OBJECTIVE | Return the entries below without any change, starting at the first line and ending after the line that contains "y-tick-label: 08 REGION KALMAR, OSKARSHAMNS".

RECORDS SUPPLIED |

== == ==

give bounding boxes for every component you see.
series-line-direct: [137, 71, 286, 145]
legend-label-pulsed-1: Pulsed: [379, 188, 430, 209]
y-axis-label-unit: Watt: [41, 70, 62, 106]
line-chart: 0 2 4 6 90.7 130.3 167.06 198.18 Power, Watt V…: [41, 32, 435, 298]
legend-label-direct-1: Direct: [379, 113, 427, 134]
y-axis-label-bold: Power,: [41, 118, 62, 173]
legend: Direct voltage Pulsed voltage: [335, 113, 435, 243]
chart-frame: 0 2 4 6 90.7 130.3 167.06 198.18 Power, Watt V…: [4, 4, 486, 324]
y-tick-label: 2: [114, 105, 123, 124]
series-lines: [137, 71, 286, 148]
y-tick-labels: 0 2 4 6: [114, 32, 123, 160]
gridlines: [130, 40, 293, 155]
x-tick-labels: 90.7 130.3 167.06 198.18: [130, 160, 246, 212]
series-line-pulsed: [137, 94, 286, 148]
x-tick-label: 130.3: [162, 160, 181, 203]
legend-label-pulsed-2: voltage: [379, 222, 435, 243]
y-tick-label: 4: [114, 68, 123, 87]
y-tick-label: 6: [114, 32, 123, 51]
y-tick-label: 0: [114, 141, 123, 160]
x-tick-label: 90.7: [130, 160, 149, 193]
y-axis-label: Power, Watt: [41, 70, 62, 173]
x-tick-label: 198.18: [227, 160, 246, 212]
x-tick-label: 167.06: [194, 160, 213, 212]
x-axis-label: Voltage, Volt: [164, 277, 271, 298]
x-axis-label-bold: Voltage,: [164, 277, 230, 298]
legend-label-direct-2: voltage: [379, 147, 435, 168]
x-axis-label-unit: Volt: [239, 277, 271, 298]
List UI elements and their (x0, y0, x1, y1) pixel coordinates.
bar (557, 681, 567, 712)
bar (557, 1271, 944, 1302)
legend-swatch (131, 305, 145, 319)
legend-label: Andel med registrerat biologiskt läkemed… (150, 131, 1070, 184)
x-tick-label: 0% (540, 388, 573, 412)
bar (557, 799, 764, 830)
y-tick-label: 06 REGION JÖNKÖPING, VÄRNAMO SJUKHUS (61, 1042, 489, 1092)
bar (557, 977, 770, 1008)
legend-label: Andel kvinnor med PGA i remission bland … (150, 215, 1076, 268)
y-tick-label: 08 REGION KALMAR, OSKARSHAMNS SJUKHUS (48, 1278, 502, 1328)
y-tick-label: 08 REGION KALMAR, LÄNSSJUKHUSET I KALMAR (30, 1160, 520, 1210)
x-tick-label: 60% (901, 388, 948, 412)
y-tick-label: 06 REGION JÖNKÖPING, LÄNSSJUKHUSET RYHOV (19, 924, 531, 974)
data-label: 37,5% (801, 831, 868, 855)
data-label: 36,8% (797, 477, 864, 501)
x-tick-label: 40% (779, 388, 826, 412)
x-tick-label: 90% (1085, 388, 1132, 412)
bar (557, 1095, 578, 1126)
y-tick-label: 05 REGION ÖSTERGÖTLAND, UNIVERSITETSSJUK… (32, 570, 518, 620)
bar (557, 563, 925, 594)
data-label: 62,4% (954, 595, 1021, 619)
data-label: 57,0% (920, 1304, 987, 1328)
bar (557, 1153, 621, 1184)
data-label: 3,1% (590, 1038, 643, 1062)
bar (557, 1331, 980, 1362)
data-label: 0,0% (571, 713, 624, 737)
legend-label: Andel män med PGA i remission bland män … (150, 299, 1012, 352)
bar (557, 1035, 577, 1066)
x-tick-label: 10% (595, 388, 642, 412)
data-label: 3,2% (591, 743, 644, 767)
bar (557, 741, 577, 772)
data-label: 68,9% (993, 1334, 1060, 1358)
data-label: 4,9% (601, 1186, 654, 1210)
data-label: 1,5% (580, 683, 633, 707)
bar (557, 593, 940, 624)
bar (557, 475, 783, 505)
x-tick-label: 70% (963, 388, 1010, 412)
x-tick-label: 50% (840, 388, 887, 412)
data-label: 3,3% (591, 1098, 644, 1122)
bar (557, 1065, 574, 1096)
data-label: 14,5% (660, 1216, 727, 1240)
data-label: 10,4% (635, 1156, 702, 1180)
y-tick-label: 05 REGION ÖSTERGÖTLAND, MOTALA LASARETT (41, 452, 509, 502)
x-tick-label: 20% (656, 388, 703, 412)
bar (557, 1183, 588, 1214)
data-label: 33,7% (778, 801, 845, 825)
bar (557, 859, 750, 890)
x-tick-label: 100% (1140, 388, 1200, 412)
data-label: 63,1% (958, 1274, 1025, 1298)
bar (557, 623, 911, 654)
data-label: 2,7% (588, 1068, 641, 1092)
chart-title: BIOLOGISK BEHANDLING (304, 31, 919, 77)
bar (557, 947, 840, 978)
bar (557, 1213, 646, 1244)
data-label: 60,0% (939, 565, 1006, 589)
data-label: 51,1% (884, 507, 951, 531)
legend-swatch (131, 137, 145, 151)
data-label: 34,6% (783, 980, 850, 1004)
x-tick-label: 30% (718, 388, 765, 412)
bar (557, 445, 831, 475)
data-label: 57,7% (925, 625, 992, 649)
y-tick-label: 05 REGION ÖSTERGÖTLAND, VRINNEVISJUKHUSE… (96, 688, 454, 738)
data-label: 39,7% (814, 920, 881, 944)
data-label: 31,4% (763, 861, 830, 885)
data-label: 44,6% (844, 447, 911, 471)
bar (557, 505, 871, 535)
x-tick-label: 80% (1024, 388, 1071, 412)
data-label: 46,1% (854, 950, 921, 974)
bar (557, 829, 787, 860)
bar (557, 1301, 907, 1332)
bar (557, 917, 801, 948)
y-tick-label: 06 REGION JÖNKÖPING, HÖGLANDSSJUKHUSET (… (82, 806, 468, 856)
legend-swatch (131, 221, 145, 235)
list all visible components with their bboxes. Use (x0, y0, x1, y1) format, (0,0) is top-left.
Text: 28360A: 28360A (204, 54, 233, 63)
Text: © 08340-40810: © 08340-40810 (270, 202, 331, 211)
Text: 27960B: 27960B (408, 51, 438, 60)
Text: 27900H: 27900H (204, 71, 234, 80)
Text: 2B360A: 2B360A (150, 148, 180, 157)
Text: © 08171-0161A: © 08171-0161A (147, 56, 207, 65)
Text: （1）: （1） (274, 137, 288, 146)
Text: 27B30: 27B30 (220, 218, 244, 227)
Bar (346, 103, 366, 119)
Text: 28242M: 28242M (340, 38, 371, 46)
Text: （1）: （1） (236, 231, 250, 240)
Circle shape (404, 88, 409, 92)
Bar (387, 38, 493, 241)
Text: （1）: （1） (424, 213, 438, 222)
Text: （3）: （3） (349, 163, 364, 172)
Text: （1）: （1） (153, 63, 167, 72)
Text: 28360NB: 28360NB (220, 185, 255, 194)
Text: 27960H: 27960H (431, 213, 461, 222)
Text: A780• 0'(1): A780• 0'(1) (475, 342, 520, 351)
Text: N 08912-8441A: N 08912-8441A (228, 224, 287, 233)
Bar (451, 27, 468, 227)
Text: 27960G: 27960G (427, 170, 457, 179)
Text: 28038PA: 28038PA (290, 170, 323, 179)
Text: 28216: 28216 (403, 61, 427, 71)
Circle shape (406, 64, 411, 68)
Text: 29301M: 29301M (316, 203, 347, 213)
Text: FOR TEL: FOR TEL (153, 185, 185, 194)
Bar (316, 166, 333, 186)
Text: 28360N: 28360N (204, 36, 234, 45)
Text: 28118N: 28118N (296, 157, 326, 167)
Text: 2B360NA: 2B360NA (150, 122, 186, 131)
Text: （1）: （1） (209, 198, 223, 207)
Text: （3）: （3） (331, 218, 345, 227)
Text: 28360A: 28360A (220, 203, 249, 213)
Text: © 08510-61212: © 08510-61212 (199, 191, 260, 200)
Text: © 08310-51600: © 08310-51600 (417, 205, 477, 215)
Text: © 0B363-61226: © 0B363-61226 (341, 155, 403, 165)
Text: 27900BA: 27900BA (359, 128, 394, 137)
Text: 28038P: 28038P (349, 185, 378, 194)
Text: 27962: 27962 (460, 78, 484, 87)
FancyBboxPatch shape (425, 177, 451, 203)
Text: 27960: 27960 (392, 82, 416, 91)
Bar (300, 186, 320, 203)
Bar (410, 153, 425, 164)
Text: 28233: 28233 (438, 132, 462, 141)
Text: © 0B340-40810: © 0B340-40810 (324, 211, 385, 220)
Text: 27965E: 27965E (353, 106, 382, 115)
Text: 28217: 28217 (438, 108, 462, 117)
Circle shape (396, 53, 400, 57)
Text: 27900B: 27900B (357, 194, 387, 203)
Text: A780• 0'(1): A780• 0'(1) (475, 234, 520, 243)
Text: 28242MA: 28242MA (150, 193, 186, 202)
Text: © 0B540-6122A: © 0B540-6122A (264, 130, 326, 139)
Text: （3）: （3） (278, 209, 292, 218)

== == ==

RESPONSE TO THE TASK |
give bounding boxes for every component you see.
series-line-direct: [137, 71, 286, 145]
legend-label-pulsed-1: Pulsed: [379, 188, 430, 209]
y-axis-label-unit: Watt: [41, 70, 62, 106]
line-chart: 0 2 4 6 90.7 130.3 167.06 198.18 Power, Watt V…: [41, 32, 435, 298]
legend-label-direct-1: Direct: [379, 113, 427, 134]
y-axis-label-bold: Power,: [41, 118, 62, 173]
legend: Direct voltage Pulsed voltage: [335, 113, 435, 243]
chart-frame: 0 2 4 6 90.7 130.3 167.06 198.18 Power, Watt V…: [4, 4, 486, 324]
y-tick-label: 2: [114, 105, 123, 124]
series-lines: [137, 71, 286, 148]
y-tick-labels: 0 2 4 6: [114, 32, 123, 160]
gridlines: [130, 40, 293, 155]
x-tick-labels: 90.7 130.3 167.06 198.18: [130, 160, 246, 212]
series-line-pulsed: [137, 94, 286, 148]
x-tick-label: 130.3: [162, 160, 181, 203]
legend-label-pulsed-2: voltage: [379, 222, 435, 243]
y-tick-label: 4: [114, 68, 123, 87]
y-tick-label: 6: [114, 32, 123, 51]
y-tick-label: 0: [114, 141, 123, 160]
x-tick-label: 90.7: [130, 160, 149, 193]
y-axis-label: Power, Watt: [41, 70, 62, 173]
x-tick-label: 198.18: [227, 160, 246, 212]
x-tick-label: 167.06: [194, 160, 213, 212]
x-axis-label: Voltage, Volt: [164, 277, 271, 298]
x-axis-label-bold: Voltage,: [164, 277, 230, 298]
legend-label-direct-2: voltage: [379, 147, 435, 168]
x-axis-label-unit: Volt: [239, 277, 271, 298]
List UI elements and their (x0, y0, x1, y1) pixel coordinates.
bar (557, 681, 567, 712)
bar (557, 1271, 944, 1302)
legend-swatch (131, 305, 145, 319)
legend-label: Andel med registrerat biologiskt läkemed… (150, 131, 1070, 184)
x-tick-label: 0% (540, 388, 573, 412)
bar (557, 799, 764, 830)
y-tick-label: 06 REGION JÖNKÖPING, VÄRNAMO SJUKHUS (61, 1042, 489, 1092)
bar (557, 977, 770, 1008)
legend-label: Andel kvinnor med PGA i remission bland … (150, 215, 1076, 268)
y-tick-label: 08 REGION KALMAR, OSKARSHAMNS SJUKHUS (48, 1278, 502, 1328)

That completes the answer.